Exercise objective |
Leave out the pictures and repeat everything else in the records exactly.

[Records contained in a dataset]
####

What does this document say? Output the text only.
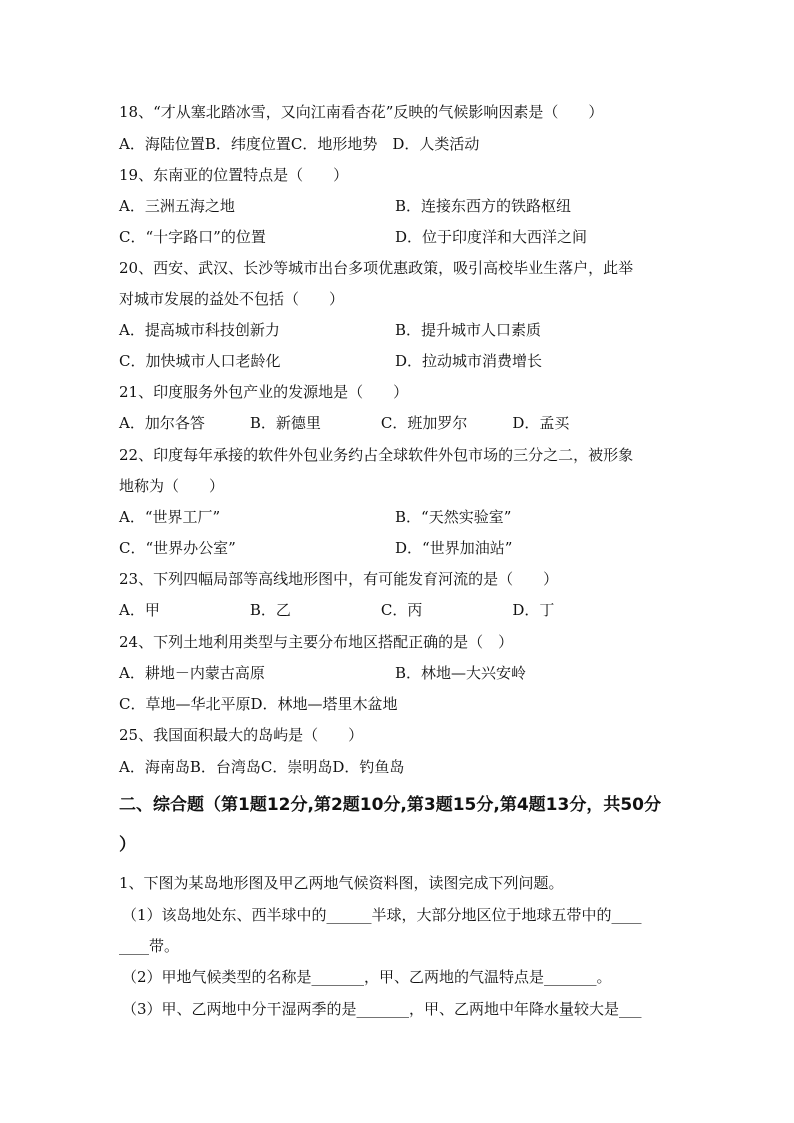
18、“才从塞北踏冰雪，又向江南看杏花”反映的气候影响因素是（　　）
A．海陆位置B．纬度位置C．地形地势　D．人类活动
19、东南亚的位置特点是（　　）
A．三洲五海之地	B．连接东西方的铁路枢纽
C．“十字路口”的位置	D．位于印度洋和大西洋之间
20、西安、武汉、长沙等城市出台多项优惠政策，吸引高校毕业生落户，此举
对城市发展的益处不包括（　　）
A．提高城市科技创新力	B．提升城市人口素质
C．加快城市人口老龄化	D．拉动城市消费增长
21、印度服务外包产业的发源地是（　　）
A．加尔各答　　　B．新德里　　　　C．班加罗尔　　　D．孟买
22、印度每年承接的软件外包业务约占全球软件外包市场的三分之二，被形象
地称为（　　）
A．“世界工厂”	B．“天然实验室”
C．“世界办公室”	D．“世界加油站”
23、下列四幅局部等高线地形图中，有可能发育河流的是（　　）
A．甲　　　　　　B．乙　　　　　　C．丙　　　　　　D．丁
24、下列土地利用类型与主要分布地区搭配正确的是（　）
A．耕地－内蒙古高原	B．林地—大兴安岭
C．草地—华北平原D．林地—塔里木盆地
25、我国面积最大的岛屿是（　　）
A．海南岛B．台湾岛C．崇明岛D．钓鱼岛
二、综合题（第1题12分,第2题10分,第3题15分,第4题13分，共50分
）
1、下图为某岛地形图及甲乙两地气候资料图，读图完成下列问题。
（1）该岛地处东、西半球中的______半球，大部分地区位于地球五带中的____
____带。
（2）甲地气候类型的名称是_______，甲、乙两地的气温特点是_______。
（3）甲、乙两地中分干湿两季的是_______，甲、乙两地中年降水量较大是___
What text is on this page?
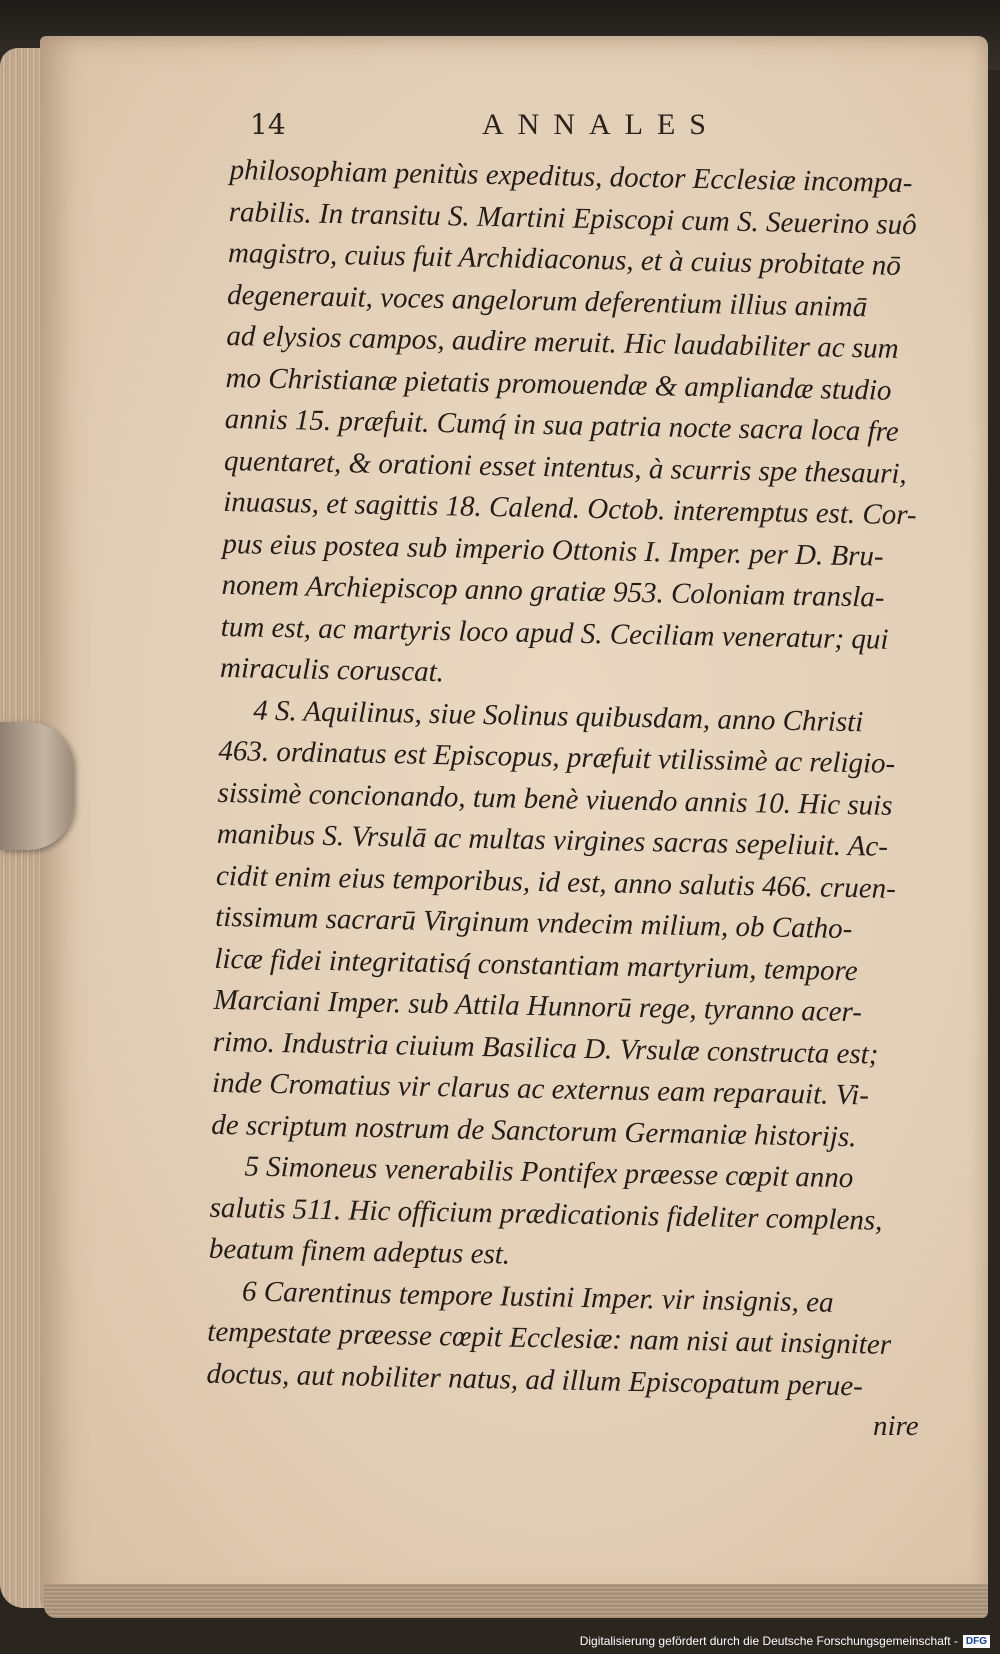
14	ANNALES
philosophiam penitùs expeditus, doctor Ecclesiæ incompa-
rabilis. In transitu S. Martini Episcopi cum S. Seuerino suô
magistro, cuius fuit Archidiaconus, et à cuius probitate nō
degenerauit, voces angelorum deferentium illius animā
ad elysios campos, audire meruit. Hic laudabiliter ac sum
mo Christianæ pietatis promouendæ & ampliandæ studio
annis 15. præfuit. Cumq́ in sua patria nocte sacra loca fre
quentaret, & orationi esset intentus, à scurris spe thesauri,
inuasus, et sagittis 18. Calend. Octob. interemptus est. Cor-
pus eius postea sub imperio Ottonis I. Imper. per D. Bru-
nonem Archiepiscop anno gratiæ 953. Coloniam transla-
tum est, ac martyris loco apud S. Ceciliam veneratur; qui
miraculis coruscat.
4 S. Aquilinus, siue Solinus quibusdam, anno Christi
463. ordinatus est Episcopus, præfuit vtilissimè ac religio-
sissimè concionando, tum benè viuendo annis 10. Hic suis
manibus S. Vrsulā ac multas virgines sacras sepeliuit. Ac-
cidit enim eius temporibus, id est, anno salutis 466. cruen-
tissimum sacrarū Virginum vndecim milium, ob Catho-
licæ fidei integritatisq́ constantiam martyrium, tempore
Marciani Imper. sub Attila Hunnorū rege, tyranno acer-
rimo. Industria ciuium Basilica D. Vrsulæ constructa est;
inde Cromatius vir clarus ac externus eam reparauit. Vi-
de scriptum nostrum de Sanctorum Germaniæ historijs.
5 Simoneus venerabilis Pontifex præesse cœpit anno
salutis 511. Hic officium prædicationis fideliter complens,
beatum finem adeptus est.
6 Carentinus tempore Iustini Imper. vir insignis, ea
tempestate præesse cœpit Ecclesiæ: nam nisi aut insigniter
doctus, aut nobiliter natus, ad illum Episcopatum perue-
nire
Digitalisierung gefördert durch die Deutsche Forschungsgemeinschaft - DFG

####

Exercise answer |
What does this document say? Output the text only.
18、“才从塞北踏冰雪，又向江南看杏花”反映的气候影响因素是（　　）
A．海陆位置B．纬度位置C．地形地势　D．人类活动
19、东南亚的位置特点是（　　）
A．三洲五海之地	B．连接东西方的铁路枢纽
C．“十字路口”的位置	D．位于印度洋和大西洋之间
20、西安、武汉、长沙等城市出台多项优惠政策，吸引高校毕业生落户，此举
对城市发展的益处不包括（　　）
A．提高城市科技创新力	B．提升城市人口素质
C．加快城市人口老龄化	D．拉动城市消费增长
21、印度服务外包产业的发源地是（　　）
A．加尔各答　　　B．新德里　　　　C．班加罗尔　　　D．孟买
22、印度每年承接的软件外包业务约占全球软件外包市场的三分之二，被形象
地称为（　　）
A．“世界工厂”	B．“天然实验室”
C．“世界办公室”	D．“世界加油站”
23、下列四幅局部等高线地形图中，有可能发育河流的是（　　）
A．甲　　　　　　B．乙　　　　　　C．丙　　　　　　D．丁
24、下列土地利用类型与主要分布地区搭配正确的是（　）
A．耕地－内蒙古高原	B．林地—大兴安岭
C．草地—华北平原D．林地—塔里木盆地
25、我国面积最大的岛屿是（　　）
A．海南岛B．台湾岛C．崇明岛D．钓鱼岛
二、综合题（第1题12分,第2题10分,第3题15分,第4题13分，共50分
）
1、下图为某岛地形图及甲乙两地气候资料图，读图完成下列问题。
（1）该岛地处东、西半球中的______半球，大部分地区位于地球五带中的____
____带。
（2）甲地气候类型的名称是_______，甲、乙两地的气温特点是_______。
（3）甲、乙两地中分干湿两季的是_______，甲、乙两地中年降水量较大是___
What text is on this page?
14	ANNALES
philosophiam penitùs expeditus, doctor Ecclesiæ incompa-
rabilis. In transitu S. Martini Episcopi cum S. Seuerino suô
magistro, cuius fuit Archidiaconus, et à cuius probitate nō
degenerauit, voces angelorum deferentium illius animā
ad elysios campos, audire meruit. Hic laudabiliter ac sum
mo Christianæ pietatis promouendæ & ampliandæ studio
annis 15. præfuit. Cumq́ in sua patria nocte sacra loca fre
quentaret, & orationi esset intentus, à scurris spe thesauri,
inuasus, et sagittis 18. Calend. Octob. interemptus est. Cor-
pus eius postea sub imperio Ottonis I. Imper. per D. Bru-
nonem Archiepiscop anno gratiæ 953. Coloniam transla-
tum est, ac martyris loco apud S. Ceciliam veneratur; qui
miraculis coruscat.
4 S. Aquilinus, siue Solinus quibusdam, anno Christi
463. ordinatus est Episcopus, præfuit vtilissimè ac religio-
sissimè concionando, tum benè viuendo annis 10. Hic suis
manibus S. Vrsulā ac multas virgines sacras sepeliuit. Ac-
cidit enim eius temporibus, id est, anno salutis 466. cruen-
tissimum sacrarū Virginum vndecim milium, ob Catho-
licæ fidei integritatisq́ constantiam martyrium, tempore
Marciani Imper. sub Attila Hunnorū rege, tyranno acer-
rimo. Industria ciuium Basilica D. Vrsulæ constructa est;
inde Cromatius vir clarus ac externus eam reparauit. Vi-
de scriptum nostrum de Sanctorum Germaniæ historijs.
5 Simoneus venerabilis Pontifex præesse cœpit anno
salutis 511. Hic officium prædicationis fideliter complens,
beatum finem adeptus est.
6 Carentinus tempore Iustini Imper. vir insignis, ea
tempestate præesse cœpit Ecclesiæ: nam nisi aut insigniter
doctus, aut nobiliter natus, ad illum Episcopatum perue-
nire
Digitalisierung gefördert durch die Deutsche Forschungsgemeinschaft - DFG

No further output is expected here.